**PROBLEM TO WORK ON**
Locate the lines that hold the string "Media". Copy every such line.

**PROVIDED RECORDS**
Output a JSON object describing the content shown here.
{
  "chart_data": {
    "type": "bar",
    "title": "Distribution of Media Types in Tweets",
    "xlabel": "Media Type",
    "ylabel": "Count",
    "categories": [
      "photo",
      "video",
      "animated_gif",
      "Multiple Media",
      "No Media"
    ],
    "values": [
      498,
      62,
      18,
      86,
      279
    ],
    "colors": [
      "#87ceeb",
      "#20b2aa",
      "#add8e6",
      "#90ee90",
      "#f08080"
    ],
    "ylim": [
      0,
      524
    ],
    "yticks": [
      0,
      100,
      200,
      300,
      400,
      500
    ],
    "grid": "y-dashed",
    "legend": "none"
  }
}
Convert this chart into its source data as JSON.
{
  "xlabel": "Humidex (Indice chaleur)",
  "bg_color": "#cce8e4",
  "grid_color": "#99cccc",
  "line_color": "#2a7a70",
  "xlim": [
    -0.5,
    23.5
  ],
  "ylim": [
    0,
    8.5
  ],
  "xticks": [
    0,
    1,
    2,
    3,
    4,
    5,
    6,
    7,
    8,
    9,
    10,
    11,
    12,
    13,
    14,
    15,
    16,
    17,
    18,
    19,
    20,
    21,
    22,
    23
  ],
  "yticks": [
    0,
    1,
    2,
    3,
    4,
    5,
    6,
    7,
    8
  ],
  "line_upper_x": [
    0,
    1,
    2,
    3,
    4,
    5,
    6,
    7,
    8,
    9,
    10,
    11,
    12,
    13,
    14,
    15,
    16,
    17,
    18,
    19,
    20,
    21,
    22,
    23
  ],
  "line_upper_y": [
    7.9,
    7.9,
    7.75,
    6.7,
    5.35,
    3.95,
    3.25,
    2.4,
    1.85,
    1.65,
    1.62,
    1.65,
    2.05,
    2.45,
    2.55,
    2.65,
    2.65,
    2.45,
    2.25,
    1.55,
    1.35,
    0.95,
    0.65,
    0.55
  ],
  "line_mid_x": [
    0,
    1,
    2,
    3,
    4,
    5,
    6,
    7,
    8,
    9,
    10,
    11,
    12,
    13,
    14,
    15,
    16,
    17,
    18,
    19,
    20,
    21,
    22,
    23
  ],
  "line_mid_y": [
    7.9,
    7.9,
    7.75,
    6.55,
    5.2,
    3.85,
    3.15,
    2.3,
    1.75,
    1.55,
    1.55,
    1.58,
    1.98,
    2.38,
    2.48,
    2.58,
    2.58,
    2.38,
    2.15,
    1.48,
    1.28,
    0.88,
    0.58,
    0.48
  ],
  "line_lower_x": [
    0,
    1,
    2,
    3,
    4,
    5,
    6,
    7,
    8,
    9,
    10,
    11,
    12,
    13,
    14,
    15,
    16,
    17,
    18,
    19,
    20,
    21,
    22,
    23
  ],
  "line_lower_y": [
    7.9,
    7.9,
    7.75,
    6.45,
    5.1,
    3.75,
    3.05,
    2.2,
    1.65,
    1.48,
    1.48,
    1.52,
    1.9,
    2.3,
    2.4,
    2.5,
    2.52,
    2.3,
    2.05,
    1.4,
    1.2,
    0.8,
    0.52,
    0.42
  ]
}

**EXERCISE RESPONSE**
    "title": "Distribution of Media Types in Tweets",
    "xlabel": "Media Type",
      "Multiple Media",
      "No Media"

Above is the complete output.